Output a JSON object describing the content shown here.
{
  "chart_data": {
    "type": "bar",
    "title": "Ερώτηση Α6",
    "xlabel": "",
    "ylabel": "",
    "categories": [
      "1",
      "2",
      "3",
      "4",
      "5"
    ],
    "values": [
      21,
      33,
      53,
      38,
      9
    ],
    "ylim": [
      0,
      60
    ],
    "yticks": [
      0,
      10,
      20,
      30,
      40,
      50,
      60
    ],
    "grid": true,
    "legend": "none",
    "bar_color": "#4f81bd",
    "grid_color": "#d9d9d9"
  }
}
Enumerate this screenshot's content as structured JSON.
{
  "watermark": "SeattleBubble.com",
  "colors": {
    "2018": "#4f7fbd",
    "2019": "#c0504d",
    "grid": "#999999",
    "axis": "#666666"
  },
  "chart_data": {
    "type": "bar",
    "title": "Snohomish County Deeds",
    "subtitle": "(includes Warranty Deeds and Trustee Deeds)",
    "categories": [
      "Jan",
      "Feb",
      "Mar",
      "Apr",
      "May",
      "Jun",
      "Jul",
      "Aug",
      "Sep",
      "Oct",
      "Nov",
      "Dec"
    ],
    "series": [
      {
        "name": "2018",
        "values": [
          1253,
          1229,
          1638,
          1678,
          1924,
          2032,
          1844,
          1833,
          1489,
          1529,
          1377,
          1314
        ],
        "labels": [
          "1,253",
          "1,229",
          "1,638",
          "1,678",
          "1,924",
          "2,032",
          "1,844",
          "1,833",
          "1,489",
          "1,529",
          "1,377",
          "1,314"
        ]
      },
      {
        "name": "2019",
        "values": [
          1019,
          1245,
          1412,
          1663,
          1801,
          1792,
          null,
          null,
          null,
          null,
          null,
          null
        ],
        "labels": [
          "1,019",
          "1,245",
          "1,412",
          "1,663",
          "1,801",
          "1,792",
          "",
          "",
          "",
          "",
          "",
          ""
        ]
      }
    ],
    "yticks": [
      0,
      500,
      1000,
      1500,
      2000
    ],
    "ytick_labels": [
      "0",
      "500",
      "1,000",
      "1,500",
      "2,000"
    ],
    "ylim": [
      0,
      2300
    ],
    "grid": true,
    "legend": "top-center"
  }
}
##########
**Problem description**
Copy out the full material exactly as it appears.

**Reply to the exercise**
Output a JSON object describing the content shown here.
{
  "chart_data": {
    "type": "bar",
    "title": "Ερώτηση Α6",
    "xlabel": "",
    "ylabel": "",
    "categories": [
      "1",
      "2",
      "3",
      "4",
      "5"
    ],
    "values": [
      21,
      33,
      53,
      38,
      9
    ],
    "ylim": [
      0,
      60
    ],
    "yticks": [
      0,
      10,
      20,
      30,
      40,
      50,
      60
    ],
    "grid": true,
    "legend": "none",
    "bar_color": "#4f81bd",
    "grid_color": "#d9d9d9"
  }
}
Enumerate this screenshot's content as structured JSON.
{
  "watermark": "SeattleBubble.com",
  "colors": {
    "2018": "#4f7fbd",
    "2019": "#c0504d",
    "grid": "#999999",
    "axis": "#666666"
  },
  "chart_data": {
    "type": "bar",
    "title": "Snohomish County Deeds",
    "subtitle": "(includes Warranty Deeds and Trustee Deeds)",
    "categories": [
      "Jan",
      "Feb",
      "Mar",
      "Apr",
      "May",
      "Jun",
      "Jul",
      "Aug",
      "Sep",
      "Oct",
      "Nov",
      "Dec"
    ],
    "series": [
      {
        "name": "2018",
        "values": [
          1253,
          1229,
          1638,
          1678,
          1924,
          2032,
          1844,
          1833,
          1489,
          1529,
          1377,
          1314
        ],
        "labels": [
          "1,253",
          "1,229",
          "1,638",
          "1,678",
          "1,924",
          "2,032",
          "1,844",
          "1,833",
          "1,489",
          "1,529",
          "1,377",
          "1,314"
        ]
      },
      {
        "name": "2019",
        "values": [
          1019,
          1245,
          1412,
          1663,
          1801,
          1792,
          null,
          null,
          null,
          null,
          null,
          null
        ],
        "labels": [
          "1,019",
          "1,245",
          "1,412",
          "1,663",
          "1,801",
          "1,792",
          "",
          "",
          "",
          "",
          "",
          ""
        ]
      }
    ],
    "yticks": [
      0,
      500,
      1000,
      1500,
      2000
    ],
    "ytick_labels": [
      "0",
      "500",
      "1,000",
      "1,500",
      "2,000"
    ],
    "ylim": [
      0,
      2300
    ],
    "grid": true,
    "legend": "top-center"
  }
}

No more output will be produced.